__CHALLENGE__
From the entries that follow, gather each line holding the word "Share".

- - - -

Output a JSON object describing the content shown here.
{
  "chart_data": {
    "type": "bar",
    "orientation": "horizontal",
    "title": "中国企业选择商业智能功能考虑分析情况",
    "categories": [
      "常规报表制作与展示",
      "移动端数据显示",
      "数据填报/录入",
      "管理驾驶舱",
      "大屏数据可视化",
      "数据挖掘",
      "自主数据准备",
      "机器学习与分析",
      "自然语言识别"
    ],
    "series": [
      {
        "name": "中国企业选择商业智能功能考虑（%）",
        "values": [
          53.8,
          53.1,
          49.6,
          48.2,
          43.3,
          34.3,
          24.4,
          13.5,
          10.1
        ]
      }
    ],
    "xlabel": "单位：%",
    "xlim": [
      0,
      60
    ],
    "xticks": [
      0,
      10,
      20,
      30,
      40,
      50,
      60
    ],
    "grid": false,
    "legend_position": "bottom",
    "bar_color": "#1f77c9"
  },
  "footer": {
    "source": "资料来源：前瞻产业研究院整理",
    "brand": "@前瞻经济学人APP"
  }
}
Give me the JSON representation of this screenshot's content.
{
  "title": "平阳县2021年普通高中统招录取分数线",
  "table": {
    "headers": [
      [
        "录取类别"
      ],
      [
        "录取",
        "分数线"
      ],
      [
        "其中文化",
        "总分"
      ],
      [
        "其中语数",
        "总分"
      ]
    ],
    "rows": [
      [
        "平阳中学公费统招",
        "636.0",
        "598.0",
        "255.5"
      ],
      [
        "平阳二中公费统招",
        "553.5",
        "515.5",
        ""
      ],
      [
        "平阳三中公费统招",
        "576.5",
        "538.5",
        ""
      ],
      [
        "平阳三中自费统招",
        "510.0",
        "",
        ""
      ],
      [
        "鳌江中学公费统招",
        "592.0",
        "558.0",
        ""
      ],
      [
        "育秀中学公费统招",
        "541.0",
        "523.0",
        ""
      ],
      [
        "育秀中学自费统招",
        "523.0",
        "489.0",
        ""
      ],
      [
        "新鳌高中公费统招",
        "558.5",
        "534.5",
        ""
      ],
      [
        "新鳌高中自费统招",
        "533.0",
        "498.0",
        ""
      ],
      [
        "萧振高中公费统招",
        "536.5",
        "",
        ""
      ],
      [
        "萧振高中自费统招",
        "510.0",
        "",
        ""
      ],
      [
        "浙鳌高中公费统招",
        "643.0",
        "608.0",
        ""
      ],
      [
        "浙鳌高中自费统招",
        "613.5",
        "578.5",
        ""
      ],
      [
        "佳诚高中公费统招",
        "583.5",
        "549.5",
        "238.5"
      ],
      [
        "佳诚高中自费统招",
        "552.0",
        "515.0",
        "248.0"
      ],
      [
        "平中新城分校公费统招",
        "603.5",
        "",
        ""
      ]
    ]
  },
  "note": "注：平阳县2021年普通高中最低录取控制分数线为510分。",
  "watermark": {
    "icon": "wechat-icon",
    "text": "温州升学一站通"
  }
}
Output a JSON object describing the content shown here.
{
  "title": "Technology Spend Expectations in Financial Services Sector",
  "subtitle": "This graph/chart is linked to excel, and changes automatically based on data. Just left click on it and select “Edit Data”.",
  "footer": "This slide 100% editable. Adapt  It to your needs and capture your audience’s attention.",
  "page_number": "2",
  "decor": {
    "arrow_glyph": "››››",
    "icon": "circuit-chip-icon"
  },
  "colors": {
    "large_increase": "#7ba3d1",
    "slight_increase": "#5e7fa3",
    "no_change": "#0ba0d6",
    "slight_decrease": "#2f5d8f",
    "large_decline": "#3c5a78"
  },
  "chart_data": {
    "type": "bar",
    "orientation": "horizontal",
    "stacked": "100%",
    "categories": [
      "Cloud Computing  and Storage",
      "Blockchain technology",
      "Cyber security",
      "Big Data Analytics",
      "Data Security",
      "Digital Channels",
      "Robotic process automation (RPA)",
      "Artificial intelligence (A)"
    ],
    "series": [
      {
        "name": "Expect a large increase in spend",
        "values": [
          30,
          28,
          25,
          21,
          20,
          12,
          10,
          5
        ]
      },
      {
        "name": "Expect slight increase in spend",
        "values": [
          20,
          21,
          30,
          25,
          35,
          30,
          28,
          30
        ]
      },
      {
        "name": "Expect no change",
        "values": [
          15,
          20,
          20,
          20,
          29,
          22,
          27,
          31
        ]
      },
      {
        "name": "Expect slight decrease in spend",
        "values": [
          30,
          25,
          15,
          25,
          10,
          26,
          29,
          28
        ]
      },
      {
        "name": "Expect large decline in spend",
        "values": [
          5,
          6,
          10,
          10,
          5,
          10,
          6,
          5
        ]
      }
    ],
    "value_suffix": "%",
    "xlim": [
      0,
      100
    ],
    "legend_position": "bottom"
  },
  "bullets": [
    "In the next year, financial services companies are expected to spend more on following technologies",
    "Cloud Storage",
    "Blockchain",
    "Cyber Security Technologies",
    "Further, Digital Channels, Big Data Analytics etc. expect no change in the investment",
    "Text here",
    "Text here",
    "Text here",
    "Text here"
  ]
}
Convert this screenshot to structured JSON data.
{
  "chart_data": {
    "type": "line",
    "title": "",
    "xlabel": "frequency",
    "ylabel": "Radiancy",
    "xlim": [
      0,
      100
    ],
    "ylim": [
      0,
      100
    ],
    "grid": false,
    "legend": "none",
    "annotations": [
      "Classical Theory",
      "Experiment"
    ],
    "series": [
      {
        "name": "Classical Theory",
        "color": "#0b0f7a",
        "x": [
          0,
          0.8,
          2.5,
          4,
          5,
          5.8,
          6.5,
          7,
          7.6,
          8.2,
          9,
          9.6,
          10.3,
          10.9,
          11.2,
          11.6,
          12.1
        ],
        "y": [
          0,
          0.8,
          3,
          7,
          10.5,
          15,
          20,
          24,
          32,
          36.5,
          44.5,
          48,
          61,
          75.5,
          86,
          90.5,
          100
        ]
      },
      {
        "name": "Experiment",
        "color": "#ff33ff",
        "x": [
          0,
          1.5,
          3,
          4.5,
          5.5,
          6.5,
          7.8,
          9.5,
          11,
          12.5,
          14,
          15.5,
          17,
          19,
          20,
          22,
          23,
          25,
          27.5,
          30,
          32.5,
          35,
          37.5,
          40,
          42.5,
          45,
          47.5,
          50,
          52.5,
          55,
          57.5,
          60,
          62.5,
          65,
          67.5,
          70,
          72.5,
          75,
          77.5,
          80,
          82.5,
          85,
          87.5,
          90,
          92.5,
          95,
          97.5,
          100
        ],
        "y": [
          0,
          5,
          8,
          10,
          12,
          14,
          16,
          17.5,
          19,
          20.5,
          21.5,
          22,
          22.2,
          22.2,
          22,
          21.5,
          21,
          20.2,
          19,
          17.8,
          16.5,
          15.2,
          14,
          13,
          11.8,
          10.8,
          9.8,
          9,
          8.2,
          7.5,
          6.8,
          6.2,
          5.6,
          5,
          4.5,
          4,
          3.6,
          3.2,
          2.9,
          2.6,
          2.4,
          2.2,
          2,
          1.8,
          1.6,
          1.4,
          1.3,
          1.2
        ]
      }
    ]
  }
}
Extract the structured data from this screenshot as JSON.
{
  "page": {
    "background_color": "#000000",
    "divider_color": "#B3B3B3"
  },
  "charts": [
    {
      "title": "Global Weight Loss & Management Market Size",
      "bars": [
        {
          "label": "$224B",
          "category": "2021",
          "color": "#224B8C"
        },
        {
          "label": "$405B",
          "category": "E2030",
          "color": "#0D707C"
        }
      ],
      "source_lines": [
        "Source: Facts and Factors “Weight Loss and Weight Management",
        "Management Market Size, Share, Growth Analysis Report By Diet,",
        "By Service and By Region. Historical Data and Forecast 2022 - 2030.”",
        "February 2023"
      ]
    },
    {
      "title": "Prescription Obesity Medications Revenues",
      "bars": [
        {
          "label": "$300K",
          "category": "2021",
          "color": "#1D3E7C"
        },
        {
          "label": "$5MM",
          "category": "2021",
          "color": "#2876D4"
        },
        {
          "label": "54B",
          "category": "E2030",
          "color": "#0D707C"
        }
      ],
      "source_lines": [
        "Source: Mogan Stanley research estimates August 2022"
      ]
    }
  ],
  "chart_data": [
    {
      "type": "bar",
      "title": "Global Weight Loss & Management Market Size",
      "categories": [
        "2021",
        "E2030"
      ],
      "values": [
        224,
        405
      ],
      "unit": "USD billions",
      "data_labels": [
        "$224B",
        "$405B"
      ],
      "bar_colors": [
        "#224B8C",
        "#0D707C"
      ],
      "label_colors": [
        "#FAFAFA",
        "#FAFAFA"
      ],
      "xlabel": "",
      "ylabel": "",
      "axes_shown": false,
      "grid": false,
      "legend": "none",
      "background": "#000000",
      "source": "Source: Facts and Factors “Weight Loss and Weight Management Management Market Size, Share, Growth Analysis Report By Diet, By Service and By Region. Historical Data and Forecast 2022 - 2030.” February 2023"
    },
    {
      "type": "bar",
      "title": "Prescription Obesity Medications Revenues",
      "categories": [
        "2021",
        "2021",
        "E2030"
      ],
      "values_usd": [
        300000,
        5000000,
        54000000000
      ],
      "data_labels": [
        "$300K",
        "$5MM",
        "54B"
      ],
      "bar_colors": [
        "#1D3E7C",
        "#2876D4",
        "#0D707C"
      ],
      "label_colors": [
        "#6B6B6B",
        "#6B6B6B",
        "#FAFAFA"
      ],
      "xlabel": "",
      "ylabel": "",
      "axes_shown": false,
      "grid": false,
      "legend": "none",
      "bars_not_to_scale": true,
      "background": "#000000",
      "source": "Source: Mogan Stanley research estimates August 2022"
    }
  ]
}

- - - -

__EXERCISE RESPONSE__
        "Management Market Size, Share, Growth Analysis Report By Diet,",
      "source": "Source: Facts and Factors “Weight Loss and Weight Management Management Market Size, Share, Growth Analysis Report By Diet, By Service and By Region. Historical Data and Forecast 2022 - 2030.” February 2023"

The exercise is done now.